++++ Data shown ++++

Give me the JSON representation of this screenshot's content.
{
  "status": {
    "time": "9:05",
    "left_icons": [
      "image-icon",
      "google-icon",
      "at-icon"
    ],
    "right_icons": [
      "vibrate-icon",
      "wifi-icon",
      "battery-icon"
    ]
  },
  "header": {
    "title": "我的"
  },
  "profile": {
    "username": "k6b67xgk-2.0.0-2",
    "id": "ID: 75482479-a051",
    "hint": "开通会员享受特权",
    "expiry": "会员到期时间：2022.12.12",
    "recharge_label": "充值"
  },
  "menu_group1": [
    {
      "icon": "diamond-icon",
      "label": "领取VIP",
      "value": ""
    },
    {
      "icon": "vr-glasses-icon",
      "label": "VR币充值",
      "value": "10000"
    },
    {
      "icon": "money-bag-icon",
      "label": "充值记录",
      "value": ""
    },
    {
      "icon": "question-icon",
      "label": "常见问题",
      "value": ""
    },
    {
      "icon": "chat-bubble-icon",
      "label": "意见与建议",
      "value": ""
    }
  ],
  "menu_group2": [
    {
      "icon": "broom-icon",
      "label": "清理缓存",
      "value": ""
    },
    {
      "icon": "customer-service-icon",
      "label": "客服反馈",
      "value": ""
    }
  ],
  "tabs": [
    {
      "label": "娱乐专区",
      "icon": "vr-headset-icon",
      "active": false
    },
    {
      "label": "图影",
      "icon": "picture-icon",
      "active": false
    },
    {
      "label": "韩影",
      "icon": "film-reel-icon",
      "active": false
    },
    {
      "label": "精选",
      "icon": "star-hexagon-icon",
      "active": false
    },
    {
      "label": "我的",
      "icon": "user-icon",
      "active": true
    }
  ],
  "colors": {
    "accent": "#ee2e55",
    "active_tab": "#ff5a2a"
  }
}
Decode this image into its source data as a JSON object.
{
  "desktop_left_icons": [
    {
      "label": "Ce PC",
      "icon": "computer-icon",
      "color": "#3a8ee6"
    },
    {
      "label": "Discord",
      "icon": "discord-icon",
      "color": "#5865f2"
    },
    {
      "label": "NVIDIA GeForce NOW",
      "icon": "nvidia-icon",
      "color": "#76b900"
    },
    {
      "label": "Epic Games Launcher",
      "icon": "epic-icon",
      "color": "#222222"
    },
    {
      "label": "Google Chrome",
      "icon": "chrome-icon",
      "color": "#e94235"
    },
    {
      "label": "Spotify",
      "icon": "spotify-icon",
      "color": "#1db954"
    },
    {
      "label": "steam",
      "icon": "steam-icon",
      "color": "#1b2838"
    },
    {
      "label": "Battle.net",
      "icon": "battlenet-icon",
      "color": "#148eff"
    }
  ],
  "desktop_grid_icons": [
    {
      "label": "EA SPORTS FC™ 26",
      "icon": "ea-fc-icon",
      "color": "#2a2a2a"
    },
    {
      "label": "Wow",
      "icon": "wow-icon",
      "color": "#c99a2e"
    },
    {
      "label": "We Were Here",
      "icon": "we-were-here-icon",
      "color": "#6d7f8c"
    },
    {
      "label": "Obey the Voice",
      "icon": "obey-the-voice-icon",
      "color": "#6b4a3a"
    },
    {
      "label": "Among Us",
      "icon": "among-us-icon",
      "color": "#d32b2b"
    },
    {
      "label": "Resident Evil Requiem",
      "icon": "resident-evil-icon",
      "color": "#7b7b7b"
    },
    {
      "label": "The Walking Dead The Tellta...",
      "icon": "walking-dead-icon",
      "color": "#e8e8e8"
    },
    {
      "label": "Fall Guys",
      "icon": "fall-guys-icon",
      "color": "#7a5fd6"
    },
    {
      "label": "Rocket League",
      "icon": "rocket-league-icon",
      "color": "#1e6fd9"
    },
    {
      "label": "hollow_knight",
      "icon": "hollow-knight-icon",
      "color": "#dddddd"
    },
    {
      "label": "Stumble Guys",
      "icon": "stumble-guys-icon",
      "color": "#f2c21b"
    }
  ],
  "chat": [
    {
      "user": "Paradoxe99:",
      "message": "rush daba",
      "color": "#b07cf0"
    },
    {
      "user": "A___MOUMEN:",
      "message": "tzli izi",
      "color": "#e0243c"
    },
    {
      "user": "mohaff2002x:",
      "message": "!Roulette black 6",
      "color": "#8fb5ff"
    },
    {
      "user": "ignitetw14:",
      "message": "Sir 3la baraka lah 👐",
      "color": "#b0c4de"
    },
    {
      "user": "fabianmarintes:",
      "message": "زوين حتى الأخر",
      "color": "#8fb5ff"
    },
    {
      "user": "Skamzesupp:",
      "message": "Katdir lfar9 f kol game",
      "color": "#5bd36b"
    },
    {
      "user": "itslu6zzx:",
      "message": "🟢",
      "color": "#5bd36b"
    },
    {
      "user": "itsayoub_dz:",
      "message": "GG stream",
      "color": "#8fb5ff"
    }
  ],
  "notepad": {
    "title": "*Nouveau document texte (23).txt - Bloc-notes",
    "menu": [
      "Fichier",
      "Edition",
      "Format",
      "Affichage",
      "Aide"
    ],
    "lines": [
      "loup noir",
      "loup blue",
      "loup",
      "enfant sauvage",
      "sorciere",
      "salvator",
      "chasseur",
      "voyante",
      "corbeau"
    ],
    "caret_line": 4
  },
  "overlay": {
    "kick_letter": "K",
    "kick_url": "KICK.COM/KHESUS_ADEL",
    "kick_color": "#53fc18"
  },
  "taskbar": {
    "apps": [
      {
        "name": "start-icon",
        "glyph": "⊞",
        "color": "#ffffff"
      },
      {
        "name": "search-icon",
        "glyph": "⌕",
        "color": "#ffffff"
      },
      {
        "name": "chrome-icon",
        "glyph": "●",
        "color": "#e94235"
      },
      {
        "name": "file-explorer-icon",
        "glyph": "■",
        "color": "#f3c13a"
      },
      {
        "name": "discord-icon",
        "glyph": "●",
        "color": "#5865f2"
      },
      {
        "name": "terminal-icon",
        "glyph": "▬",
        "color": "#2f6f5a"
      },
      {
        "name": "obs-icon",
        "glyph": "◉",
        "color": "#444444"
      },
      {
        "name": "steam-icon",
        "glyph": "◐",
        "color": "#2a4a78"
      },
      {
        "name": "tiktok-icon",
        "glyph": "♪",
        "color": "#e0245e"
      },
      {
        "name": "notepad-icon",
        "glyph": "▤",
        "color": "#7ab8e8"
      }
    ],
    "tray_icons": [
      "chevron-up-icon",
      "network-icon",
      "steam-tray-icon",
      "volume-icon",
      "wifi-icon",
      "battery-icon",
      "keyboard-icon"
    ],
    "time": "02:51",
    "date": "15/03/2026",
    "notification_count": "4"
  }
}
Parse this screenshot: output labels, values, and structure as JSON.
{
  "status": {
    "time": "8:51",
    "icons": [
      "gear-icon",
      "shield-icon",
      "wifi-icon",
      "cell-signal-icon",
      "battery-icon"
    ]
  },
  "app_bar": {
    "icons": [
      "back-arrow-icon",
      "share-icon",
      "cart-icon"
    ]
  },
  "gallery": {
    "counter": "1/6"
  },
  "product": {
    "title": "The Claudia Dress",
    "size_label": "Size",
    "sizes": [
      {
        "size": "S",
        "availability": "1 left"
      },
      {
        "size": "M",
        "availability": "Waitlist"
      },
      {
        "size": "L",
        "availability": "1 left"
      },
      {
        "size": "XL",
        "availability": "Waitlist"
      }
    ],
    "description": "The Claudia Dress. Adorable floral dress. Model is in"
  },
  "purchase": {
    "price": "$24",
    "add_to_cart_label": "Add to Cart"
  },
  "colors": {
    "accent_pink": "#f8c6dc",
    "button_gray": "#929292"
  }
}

++++

The problem >>
Copy out every line from the records that has the word "image".

Full answer >>
      "image-icon",
Decode this image into its source data as a JSON object.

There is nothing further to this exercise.